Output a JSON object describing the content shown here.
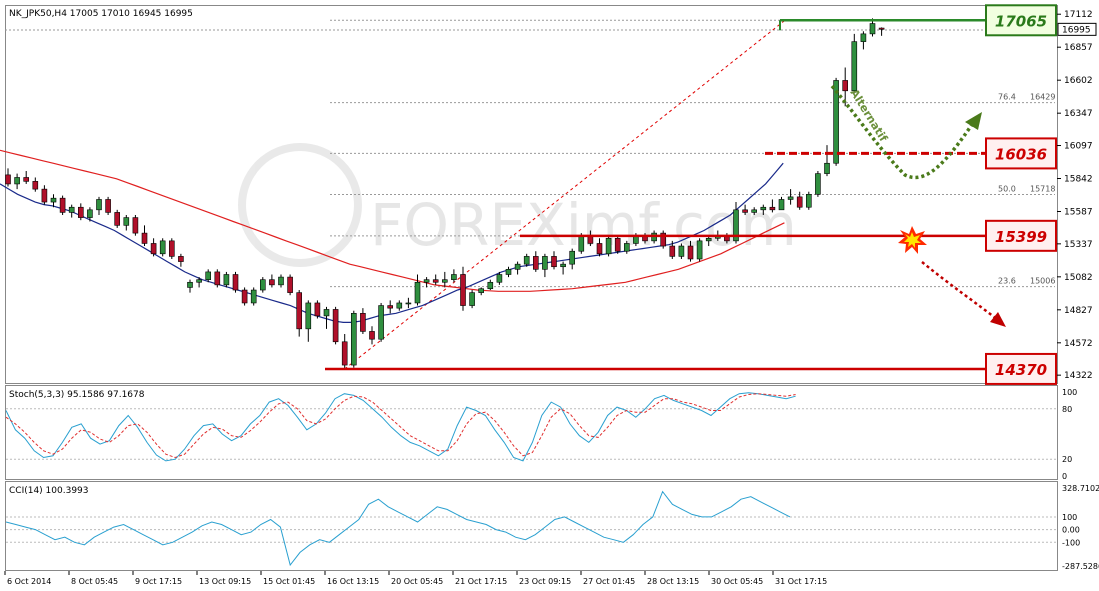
{
  "chart_data": {
    "type": "candlestick",
    "header": "NK_JPK50,H4  17005 17010 16945 16995",
    "y_ticks": [
      17112,
      16857,
      16602,
      16347,
      16097,
      15842,
      15587,
      15337,
      15082,
      14827,
      14572,
      14322
    ],
    "price_ylim": [
      14300,
      17160
    ],
    "current_price": "16995",
    "x_labels": [
      "6 Oct 2014",
      "8 Oct 05:45",
      "9 Oct 17:15",
      "13 Oct 09:15",
      "15 Oct 01:45",
      "16 Oct 13:15",
      "20 Oct 05:45",
      "21 Oct 17:15",
      "23 Oct 09:15",
      "27 Oct 01:45",
      "28 Oct 13:15",
      "30 Oct 05:45",
      "31 Oct 17:15"
    ],
    "candles": [
      {
        "o": 15870,
        "h": 15920,
        "l": 15780,
        "c": 15800
      },
      {
        "o": 15800,
        "h": 15880,
        "l": 15760,
        "c": 15850
      },
      {
        "o": 15850,
        "h": 15900,
        "l": 15800,
        "c": 15820
      },
      {
        "o": 15820,
        "h": 15850,
        "l": 15740,
        "c": 15760
      },
      {
        "o": 15760,
        "h": 15790,
        "l": 15640,
        "c": 15660
      },
      {
        "o": 15660,
        "h": 15720,
        "l": 15620,
        "c": 15690
      },
      {
        "o": 15690,
        "h": 15710,
        "l": 15560,
        "c": 15580
      },
      {
        "o": 15580,
        "h": 15640,
        "l": 15540,
        "c": 15620
      },
      {
        "o": 15620,
        "h": 15650,
        "l": 15520,
        "c": 15540
      },
      {
        "o": 15540,
        "h": 15620,
        "l": 15510,
        "c": 15600
      },
      {
        "o": 15600,
        "h": 15700,
        "l": 15560,
        "c": 15680
      },
      {
        "o": 15680,
        "h": 15700,
        "l": 15560,
        "c": 15580
      },
      {
        "o": 15580,
        "h": 15600,
        "l": 15460,
        "c": 15480
      },
      {
        "o": 15480,
        "h": 15560,
        "l": 15440,
        "c": 15540
      },
      {
        "o": 15540,
        "h": 15560,
        "l": 15400,
        "c": 15420
      },
      {
        "o": 15420,
        "h": 15480,
        "l": 15320,
        "c": 15340
      },
      {
        "o": 15340,
        "h": 15380,
        "l": 15240,
        "c": 15260
      },
      {
        "o": 15260,
        "h": 15380,
        "l": 15240,
        "c": 15360
      },
      {
        "o": 15360,
        "h": 15380,
        "l": 15220,
        "c": 15240
      },
      {
        "o": 15240,
        "h": 15260,
        "l": 15160,
        "c": 15200
      },
      {
        "o": 15000,
        "h": 15060,
        "l": 14960,
        "c": 15040
      },
      {
        "o": 15040,
        "h": 15080,
        "l": 15000,
        "c": 15060
      },
      {
        "o": 15060,
        "h": 15140,
        "l": 15040,
        "c": 15120
      },
      {
        "o": 15120,
        "h": 15140,
        "l": 15000,
        "c": 15020
      },
      {
        "o": 15020,
        "h": 15120,
        "l": 15000,
        "c": 15100
      },
      {
        "o": 15100,
        "h": 15120,
        "l": 14960,
        "c": 14980
      },
      {
        "o": 14980,
        "h": 15000,
        "l": 14860,
        "c": 14880
      },
      {
        "o": 14880,
        "h": 15000,
        "l": 14860,
        "c": 14980
      },
      {
        "o": 14980,
        "h": 15080,
        "l": 14960,
        "c": 15060
      },
      {
        "o": 15060,
        "h": 15100,
        "l": 15000,
        "c": 15020
      },
      {
        "o": 15020,
        "h": 15100,
        "l": 15000,
        "c": 15080
      },
      {
        "o": 15080,
        "h": 15100,
        "l": 14940,
        "c": 14960
      },
      {
        "o": 14960,
        "h": 14980,
        "l": 14620,
        "c": 14680
      },
      {
        "o": 14680,
        "h": 14900,
        "l": 14580,
        "c": 14880
      },
      {
        "o": 14880,
        "h": 14900,
        "l": 14760,
        "c": 14780
      },
      {
        "o": 14780,
        "h": 14850,
        "l": 14680,
        "c": 14830
      },
      {
        "o": 14830,
        "h": 14850,
        "l": 14560,
        "c": 14580
      },
      {
        "o": 14580,
        "h": 14640,
        "l": 14370,
        "c": 14400
      },
      {
        "o": 14400,
        "h": 14820,
        "l": 14380,
        "c": 14800
      },
      {
        "o": 14800,
        "h": 14840,
        "l": 14640,
        "c": 14660
      },
      {
        "o": 14660,
        "h": 14700,
        "l": 14560,
        "c": 14600
      },
      {
        "o": 14600,
        "h": 14880,
        "l": 14580,
        "c": 14860
      },
      {
        "o": 14860,
        "h": 14900,
        "l": 14800,
        "c": 14840
      },
      {
        "o": 14840,
        "h": 14900,
        "l": 14820,
        "c": 14880
      },
      {
        "o": 14880,
        "h": 14920,
        "l": 14840,
        "c": 14880
      },
      {
        "o": 14880,
        "h": 15100,
        "l": 14860,
        "c": 15040
      },
      {
        "o": 15040,
        "h": 15080,
        "l": 15000,
        "c": 15060
      },
      {
        "o": 15060,
        "h": 15100,
        "l": 15020,
        "c": 15040
      },
      {
        "o": 15040,
        "h": 15120,
        "l": 15000,
        "c": 15060
      },
      {
        "o": 15060,
        "h": 15140,
        "l": 15040,
        "c": 15100
      },
      {
        "o": 15100,
        "h": 15160,
        "l": 14820,
        "c": 14860
      },
      {
        "o": 14860,
        "h": 14980,
        "l": 14840,
        "c": 14960
      },
      {
        "o": 14960,
        "h": 15000,
        "l": 14940,
        "c": 14990
      },
      {
        "o": 14990,
        "h": 15060,
        "l": 14980,
        "c": 15040
      },
      {
        "o": 15040,
        "h": 15120,
        "l": 15020,
        "c": 15100
      },
      {
        "o": 15100,
        "h": 15160,
        "l": 15080,
        "c": 15140
      },
      {
        "o": 15140,
        "h": 15200,
        "l": 15100,
        "c": 15180
      },
      {
        "o": 15180,
        "h": 15260,
        "l": 15160,
        "c": 15240
      },
      {
        "o": 15240,
        "h": 15280,
        "l": 15120,
        "c": 15140
      },
      {
        "o": 15140,
        "h": 15260,
        "l": 15080,
        "c": 15240
      },
      {
        "o": 15240,
        "h": 15280,
        "l": 15140,
        "c": 15160
      },
      {
        "o": 15160,
        "h": 15200,
        "l": 15100,
        "c": 15180
      },
      {
        "o": 15180,
        "h": 15300,
        "l": 15140,
        "c": 15280
      },
      {
        "o": 15280,
        "h": 15420,
        "l": 15260,
        "c": 15400
      },
      {
        "o": 15400,
        "h": 15440,
        "l": 15320,
        "c": 15340
      },
      {
        "o": 15340,
        "h": 15380,
        "l": 15240,
        "c": 15260
      },
      {
        "o": 15260,
        "h": 15400,
        "l": 15240,
        "c": 15380
      },
      {
        "o": 15380,
        "h": 15400,
        "l": 15260,
        "c": 15280
      },
      {
        "o": 15280,
        "h": 15360,
        "l": 15260,
        "c": 15340
      },
      {
        "o": 15340,
        "h": 15420,
        "l": 15320,
        "c": 15400
      },
      {
        "o": 15400,
        "h": 15420,
        "l": 15340,
        "c": 15360
      },
      {
        "o": 15360,
        "h": 15440,
        "l": 15340,
        "c": 15420
      },
      {
        "o": 15420,
        "h": 15440,
        "l": 15300,
        "c": 15320
      },
      {
        "o": 15320,
        "h": 15360,
        "l": 15220,
        "c": 15240
      },
      {
        "o": 15240,
        "h": 15340,
        "l": 15220,
        "c": 15320
      },
      {
        "o": 15320,
        "h": 15360,
        "l": 15200,
        "c": 15220
      },
      {
        "o": 15220,
        "h": 15380,
        "l": 15200,
        "c": 15360
      },
      {
        "o": 15360,
        "h": 15400,
        "l": 15320,
        "c": 15380
      },
      {
        "o": 15380,
        "h": 15440,
        "l": 15360,
        "c": 15400
      },
      {
        "o": 15400,
        "h": 15420,
        "l": 15340,
        "c": 15360
      },
      {
        "o": 15360,
        "h": 15660,
        "l": 15340,
        "c": 15600
      },
      {
        "o": 15600,
        "h": 15640,
        "l": 15560,
        "c": 15580
      },
      {
        "o": 15580,
        "h": 15620,
        "l": 15560,
        "c": 15600
      },
      {
        "o": 15600,
        "h": 15640,
        "l": 15560,
        "c": 15620
      },
      {
        "o": 15620,
        "h": 15680,
        "l": 15580,
        "c": 15600
      },
      {
        "o": 15600,
        "h": 15700,
        "l": 15600,
        "c": 15680
      },
      {
        "o": 15680,
        "h": 15760,
        "l": 15640,
        "c": 15700
      },
      {
        "o": 15700,
        "h": 15740,
        "l": 15600,
        "c": 15620
      },
      {
        "o": 15620,
        "h": 15740,
        "l": 15600,
        "c": 15720
      },
      {
        "o": 15720,
        "h": 15900,
        "l": 15700,
        "c": 15880
      },
      {
        "o": 15880,
        "h": 16100,
        "l": 15860,
        "c": 15960
      },
      {
        "o": 15960,
        "h": 16620,
        "l": 15940,
        "c": 16600
      },
      {
        "o": 16600,
        "h": 16700,
        "l": 16400,
        "c": 16520
      },
      {
        "o": 16520,
        "h": 16960,
        "l": 16500,
        "c": 16900
      },
      {
        "o": 16900,
        "h": 16980,
        "l": 16840,
        "c": 16960
      },
      {
        "o": 16960,
        "h": 17080,
        "l": 16940,
        "c": 17040
      },
      {
        "o": 17005,
        "h": 17010,
        "l": 16945,
        "c": 16995
      }
    ],
    "sma_blue": [
      15800,
      15760,
      15720,
      15690,
      15660,
      15640,
      15630,
      15610,
      15590,
      15560,
      15530,
      15500,
      15470,
      15440,
      15400,
      15360,
      15320,
      15280,
      15240,
      15200,
      15160,
      15120,
      15090,
      15060,
      15040,
      15020,
      15000,
      14980,
      14960,
      14940,
      14920,
      14900,
      14880,
      14860,
      14830,
      14800,
      14780,
      14760,
      14740,
      14730,
      14730,
      14740,
      14760,
      14780,
      14790,
      14800,
      14820,
      14840,
      14860,
      14890,
      14920,
      14950,
      14980,
      15000,
      15030,
      15060,
      15090,
      15120,
      15140,
      15160,
      15170,
      15180,
      15190,
      15200,
      15210,
      15220,
      15230,
      15240,
      15250,
      15260,
      15270,
      15280,
      15290,
      15300,
      15310,
      15320,
      15330,
      15350,
      15380,
      15410,
      15440,
      15480,
      15520,
      15560,
      15620,
      15680,
      15740,
      15800,
      15880,
      15960
    ],
    "sma_red": [
      16060,
      16040,
      16020,
      16000,
      15980,
      15960,
      15940,
      15920,
      15900,
      15880,
      15860,
      15840,
      15810,
      15780,
      15750,
      15720,
      15690,
      15660,
      15630,
      15600,
      15570,
      15540,
      15510,
      15480,
      15450,
      15420,
      15390,
      15360,
      15330,
      15300,
      15270,
      15240,
      15210,
      15180,
      15160,
      15140,
      15120,
      15100,
      15080,
      15060,
      15040,
      15020,
      15010,
      15000,
      14990,
      14980,
      14975,
      14970,
      14970,
      14970,
      14970,
      14975,
      14980,
      14985,
      14990,
      15000,
      15010,
      15020,
      15030,
      15040,
      15060,
      15080,
      15100,
      15120,
      15140,
      15170,
      15200,
      15230,
      15260,
      15300,
      15340,
      15380,
      15420,
      15460,
      15500
    ],
    "fib_levels": [
      {
        "label": "76.4",
        "value": "16429"
      },
      {
        "label": "50.0",
        "value": "15718"
      },
      {
        "label": "23.6",
        "value": "15006"
      }
    ],
    "levels": {
      "resistance_top": "17065",
      "resistance_mid": "16036",
      "support_mid": "15399",
      "support_low": "14370"
    },
    "annotation": "Alternatif",
    "stoch": {
      "header": "Stoch(5,3,3) 95.1586 97.1678",
      "y_ticks": [
        "100",
        "80",
        "20",
        "0"
      ],
      "ylim": [
        0,
        100
      ],
      "main": [
        78,
        55,
        45,
        30,
        22,
        24,
        40,
        58,
        62,
        45,
        38,
        42,
        60,
        72,
        58,
        40,
        25,
        18,
        20,
        32,
        48,
        60,
        62,
        50,
        42,
        48,
        62,
        72,
        88,
        92,
        84,
        70,
        55,
        62,
        75,
        92,
        98,
        96,
        90,
        80,
        70,
        58,
        48,
        40,
        36,
        30,
        24,
        32,
        60,
        82,
        78,
        72,
        55,
        40,
        22,
        18,
        40,
        72,
        88,
        82,
        62,
        48,
        40,
        52,
        72,
        82,
        78,
        70,
        80,
        92,
        96,
        90,
        86,
        82,
        78,
        72,
        82,
        92,
        98,
        99,
        98,
        96,
        94,
        92,
        95
      ],
      "signal": [
        70,
        62,
        52,
        40,
        30,
        26,
        32,
        45,
        55,
        52,
        44,
        40,
        48,
        60,
        62,
        52,
        38,
        26,
        22,
        26,
        38,
        50,
        58,
        56,
        48,
        46,
        54,
        64,
        76,
        86,
        88,
        80,
        66,
        62,
        68,
        80,
        90,
        95,
        94,
        88,
        78,
        68,
        58,
        48,
        42,
        36,
        30,
        30,
        42,
        62,
        74,
        76,
        66,
        52,
        36,
        24,
        28,
        48,
        70,
        80,
        74,
        60,
        48,
        46,
        58,
        72,
        78,
        76,
        76,
        84,
        92,
        92,
        88,
        86,
        82,
        78,
        78,
        86,
        94,
        97,
        98,
        97,
        96,
        95,
        97
      ]
    },
    "cci": {
      "header": "CCI(14) 100.3993",
      "y_ticks": [
        "328.7102",
        "100",
        "0.00",
        "-100",
        "-287.5286"
      ],
      "ylim": [
        -287.5286,
        328.7102
      ],
      "values": [
        60,
        40,
        20,
        0,
        -40,
        -80,
        -60,
        -100,
        -120,
        -60,
        -20,
        20,
        40,
        0,
        -40,
        -80,
        -120,
        -100,
        -60,
        -20,
        30,
        60,
        40,
        0,
        -40,
        -20,
        40,
        80,
        20,
        -280,
        -180,
        -120,
        -80,
        -100,
        -40,
        20,
        80,
        200,
        240,
        180,
        140,
        100,
        60,
        120,
        180,
        160,
        120,
        80,
        60,
        40,
        0,
        -20,
        -60,
        -80,
        -40,
        20,
        80,
        100,
        60,
        20,
        -20,
        -60,
        -80,
        -100,
        -40,
        40,
        100,
        300,
        200,
        160,
        120,
        100,
        100,
        140,
        180,
        240,
        260,
        220,
        180,
        140,
        100
      ]
    }
  },
  "watermark": "FOREXimf.com"
}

#### TASK DETAILS:
Of the lines above, copy each that contains "header".

#### EXERCISE SOLUTION:
    "header": "NK_JPK50,H4  17005 17010 16945 16995",
      "header": "Stoch(5,3,3) 95.1586 97.1678",
      "header": "CCI(14) 100.3993",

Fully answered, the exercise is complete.